- **Aim**: Go through the material below and copy all lines with "generation".

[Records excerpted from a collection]
::::::

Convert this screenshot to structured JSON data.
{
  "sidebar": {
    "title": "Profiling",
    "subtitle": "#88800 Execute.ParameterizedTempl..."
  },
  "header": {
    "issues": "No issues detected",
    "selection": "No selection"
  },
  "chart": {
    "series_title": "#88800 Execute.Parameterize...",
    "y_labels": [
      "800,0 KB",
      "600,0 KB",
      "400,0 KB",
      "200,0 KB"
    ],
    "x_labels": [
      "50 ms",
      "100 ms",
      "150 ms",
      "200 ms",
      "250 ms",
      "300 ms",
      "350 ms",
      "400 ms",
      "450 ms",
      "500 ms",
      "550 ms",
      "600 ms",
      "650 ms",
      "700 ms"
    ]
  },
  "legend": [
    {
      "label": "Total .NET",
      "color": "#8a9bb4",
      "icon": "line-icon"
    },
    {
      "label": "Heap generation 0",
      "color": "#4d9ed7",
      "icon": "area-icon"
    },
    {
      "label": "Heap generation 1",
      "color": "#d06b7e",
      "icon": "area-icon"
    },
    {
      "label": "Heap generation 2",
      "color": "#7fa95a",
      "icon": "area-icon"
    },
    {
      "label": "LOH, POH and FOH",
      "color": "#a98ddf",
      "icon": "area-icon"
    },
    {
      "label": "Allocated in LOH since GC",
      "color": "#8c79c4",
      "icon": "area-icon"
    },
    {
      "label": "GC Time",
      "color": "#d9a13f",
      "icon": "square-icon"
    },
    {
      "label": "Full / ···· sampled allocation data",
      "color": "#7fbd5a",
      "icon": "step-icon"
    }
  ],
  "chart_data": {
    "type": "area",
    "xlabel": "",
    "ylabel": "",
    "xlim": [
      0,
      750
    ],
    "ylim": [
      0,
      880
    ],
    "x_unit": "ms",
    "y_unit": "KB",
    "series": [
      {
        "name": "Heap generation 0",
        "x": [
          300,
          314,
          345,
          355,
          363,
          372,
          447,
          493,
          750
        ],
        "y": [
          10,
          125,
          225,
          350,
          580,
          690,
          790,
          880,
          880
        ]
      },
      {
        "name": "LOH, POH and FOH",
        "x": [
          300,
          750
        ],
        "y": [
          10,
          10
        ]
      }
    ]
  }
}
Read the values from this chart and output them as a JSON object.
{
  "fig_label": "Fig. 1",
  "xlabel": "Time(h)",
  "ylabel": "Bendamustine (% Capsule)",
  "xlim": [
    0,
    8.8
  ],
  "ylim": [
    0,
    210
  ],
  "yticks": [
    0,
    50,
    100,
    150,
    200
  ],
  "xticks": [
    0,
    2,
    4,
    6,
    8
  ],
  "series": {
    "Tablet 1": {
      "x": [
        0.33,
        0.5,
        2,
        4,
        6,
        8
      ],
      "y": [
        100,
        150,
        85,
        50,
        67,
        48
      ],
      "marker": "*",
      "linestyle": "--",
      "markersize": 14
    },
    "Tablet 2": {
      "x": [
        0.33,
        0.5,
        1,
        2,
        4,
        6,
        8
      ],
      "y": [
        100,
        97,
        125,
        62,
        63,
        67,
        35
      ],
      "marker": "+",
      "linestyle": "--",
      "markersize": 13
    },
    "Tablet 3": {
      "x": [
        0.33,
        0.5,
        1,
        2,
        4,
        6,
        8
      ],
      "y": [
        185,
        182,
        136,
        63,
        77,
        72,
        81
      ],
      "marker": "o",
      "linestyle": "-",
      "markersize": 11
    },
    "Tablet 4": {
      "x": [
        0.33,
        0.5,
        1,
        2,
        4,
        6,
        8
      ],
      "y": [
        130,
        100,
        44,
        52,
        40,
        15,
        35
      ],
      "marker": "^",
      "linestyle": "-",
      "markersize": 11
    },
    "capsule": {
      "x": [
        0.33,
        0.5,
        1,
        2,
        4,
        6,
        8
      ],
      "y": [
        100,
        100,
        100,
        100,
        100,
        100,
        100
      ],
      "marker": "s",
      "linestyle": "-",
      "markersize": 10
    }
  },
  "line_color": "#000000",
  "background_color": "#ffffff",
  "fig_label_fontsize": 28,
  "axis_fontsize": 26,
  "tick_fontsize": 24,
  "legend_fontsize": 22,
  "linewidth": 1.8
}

::::::

- **Result below**:
      "label": "Heap generation 0",
      "label": "Heap generation 1",
      "label": "Heap generation 2",
        "name": "Heap generation 0",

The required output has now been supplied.